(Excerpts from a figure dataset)
──────
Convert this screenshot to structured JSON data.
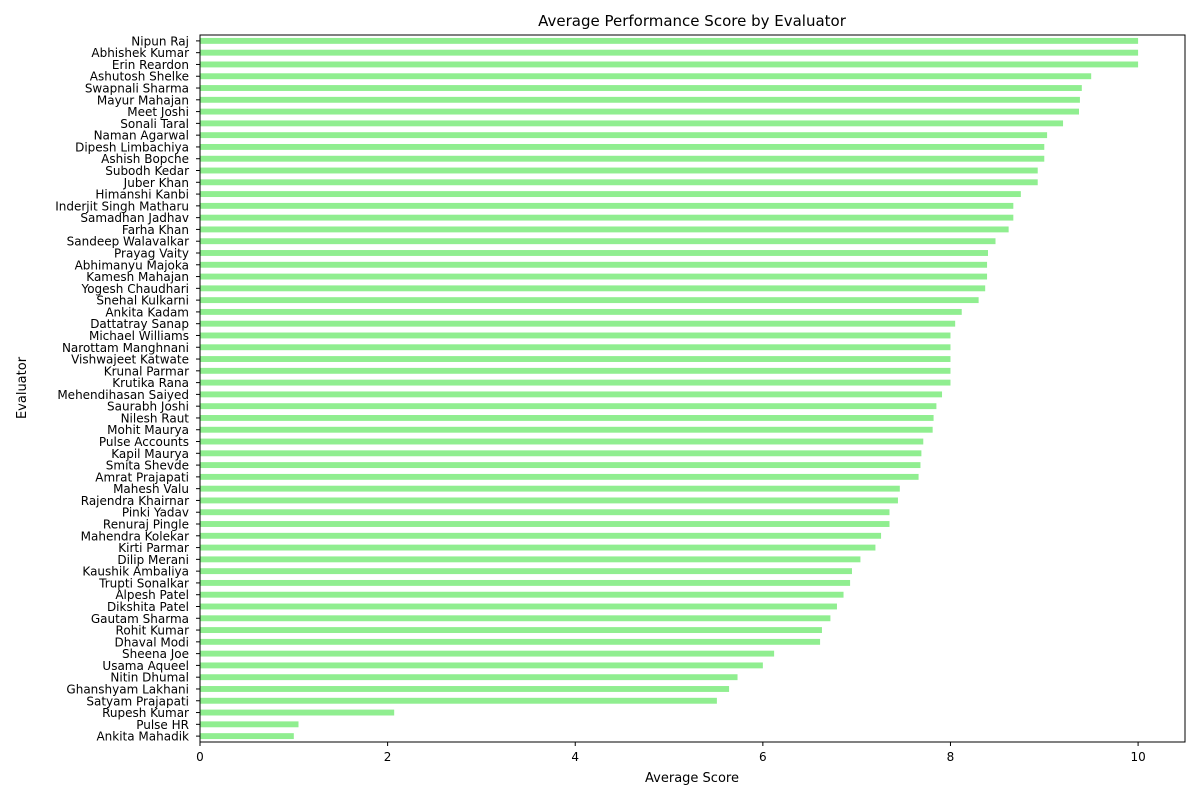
{
  "chart_data": {
    "type": "bar",
    "orientation": "horizontal",
    "title": "Average Performance Score by Evaluator",
    "xlabel": "Average Score",
    "ylabel": "Evaluator",
    "xlim": [
      0,
      10.5
    ],
    "xticks": [
      0,
      2,
      4,
      6,
      8,
      10
    ],
    "grid": false,
    "bar_color": "#90ee90",
    "categories": [
      "Nipun Raj",
      "Abhishek Kumar",
      "Erin Reardon",
      "Ashutosh Shelke",
      "Swapnali Sharma",
      "Mayur Mahajan",
      "Meet Joshi",
      "Sonali Taral",
      "Naman Agarwal",
      "Dipesh Limbachiya",
      "Ashish Bopche",
      "Subodh Kedar",
      "Juber Khan",
      "Himanshi Kanbi",
      "Inderjit Singh Matharu",
      "Samadhan Jadhav",
      "Farha Khan",
      "Sandeep Walavalkar",
      "Prayag Vaity",
      "Abhimanyu Majoka",
      "Kamesh Mahajan",
      "Yogesh Chaudhari",
      "Snehal Kulkarni",
      "Ankita Kadam",
      "Dattatray Sanap",
      "Michael Williams",
      "Narottam Manghnani",
      "Vishwajeet Katwate",
      "Krunal Parmar",
      "Krutika Rana",
      "Mehendihasan Saiyed",
      "Saurabh Joshi",
      "Nilesh Raut",
      "Mohit Maurya",
      "Pulse Accounts",
      "Kapil Maurya",
      "Smita Shevde",
      "Amrat Prajapati",
      "Mahesh Valu",
      "Rajendra Khairnar",
      "Pinki Yadav",
      "Renuraj Pingle",
      "Mahendra Kolekar",
      "Kirti Parmar",
      "Dilip Merani",
      "Kaushik Ambaliya",
      "Trupti Sonalkar",
      "Alpesh Patel",
      "Dikshita Patel",
      "Gautam Sharma",
      "Rohit Kumar",
      "Dhaval Modi",
      "Sheena Joe",
      "Usama Aqueel",
      "Nitin Dhumal",
      "Ghanshyam Lakhani",
      "Satyam Prajapati",
      "Rupesh Kumar",
      "Pulse HR",
      "Ankita Mahadik"
    ],
    "values": [
      10.0,
      10.0,
      10.0,
      9.5,
      9.4,
      9.38,
      9.37,
      9.2,
      9.03,
      9.0,
      9.0,
      8.93,
      8.93,
      8.75,
      8.67,
      8.67,
      8.62,
      8.48,
      8.4,
      8.39,
      8.39,
      8.37,
      8.3,
      8.12,
      8.05,
      8.0,
      8.0,
      8.0,
      8.0,
      8.0,
      7.91,
      7.85,
      7.82,
      7.81,
      7.71,
      7.69,
      7.68,
      7.66,
      7.46,
      7.44,
      7.35,
      7.35,
      7.26,
      7.2,
      7.04,
      6.95,
      6.93,
      6.86,
      6.79,
      6.72,
      6.63,
      6.61,
      6.12,
      6.0,
      5.73,
      5.64,
      5.51,
      2.07,
      1.05,
      1.0
    ]
  }
}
──────
Quote the records above in full, dropping each picture.

Written answer ->
Convert this screenshot to structured JSON data.
{
  "chart_data": {
    "type": "bar",
    "orientation": "horizontal",
    "title": "Average Performance Score by Evaluator",
    "xlabel": "Average Score",
    "ylabel": "Evaluator",
    "xlim": [
      0,
      10.5
    ],
    "xticks": [
      0,
      2,
      4,
      6,
      8,
      10
    ],
    "grid": false,
    "bar_color": "#90ee90",
    "categories": [
      "Nipun Raj",
      "Abhishek Kumar",
      "Erin Reardon",
      "Ashutosh Shelke",
      "Swapnali Sharma",
      "Mayur Mahajan",
      "Meet Joshi",
      "Sonali Taral",
      "Naman Agarwal",
      "Dipesh Limbachiya",
      "Ashish Bopche",
      "Subodh Kedar",
      "Juber Khan",
      "Himanshi Kanbi",
      "Inderjit Singh Matharu",
      "Samadhan Jadhav",
      "Farha Khan",
      "Sandeep Walavalkar",
      "Prayag Vaity",
      "Abhimanyu Majoka",
      "Kamesh Mahajan",
      "Yogesh Chaudhari",
      "Snehal Kulkarni",
      "Ankita Kadam",
      "Dattatray Sanap",
      "Michael Williams",
      "Narottam Manghnani",
      "Vishwajeet Katwate",
      "Krunal Parmar",
      "Krutika Rana",
      "Mehendihasan Saiyed",
      "Saurabh Joshi",
      "Nilesh Raut",
      "Mohit Maurya",
      "Pulse Accounts",
      "Kapil Maurya",
      "Smita Shevde",
      "Amrat Prajapati",
      "Mahesh Valu",
      "Rajendra Khairnar",
      "Pinki Yadav",
      "Renuraj Pingle",
      "Mahendra Kolekar",
      "Kirti Parmar",
      "Dilip Merani",
      "Kaushik Ambaliya",
      "Trupti Sonalkar",
      "Alpesh Patel",
      "Dikshita Patel",
      "Gautam Sharma",
      "Rohit Kumar",
      "Dhaval Modi",
      "Sheena Joe",
      "Usama Aqueel",
      "Nitin Dhumal",
      "Ghanshyam Lakhani",
      "Satyam Prajapati",
      "Rupesh Kumar",
      "Pulse HR",
      "Ankita Mahadik"
    ],
    "values": [
      10.0,
      10.0,
      10.0,
      9.5,
      9.4,
      9.38,
      9.37,
      9.2,
      9.03,
      9.0,
      9.0,
      8.93,
      8.93,
      8.75,
      8.67,
      8.67,
      8.62,
      8.48,
      8.4,
      8.39,
      8.39,
      8.37,
      8.3,
      8.12,
      8.05,
      8.0,
      8.0,
      8.0,
      8.0,
      8.0,
      7.91,
      7.85,
      7.82,
      7.81,
      7.71,
      7.69,
      7.68,
      7.66,
      7.46,
      7.44,
      7.35,
      7.35,
      7.26,
      7.2,
      7.04,
      6.95,
      6.93,
      6.86,
      6.79,
      6.72,
      6.63,
      6.61,
      6.12,
      6.0,
      5.73,
      5.64,
      5.51,
      2.07,
      1.05,
      1.0
    ]
  }
}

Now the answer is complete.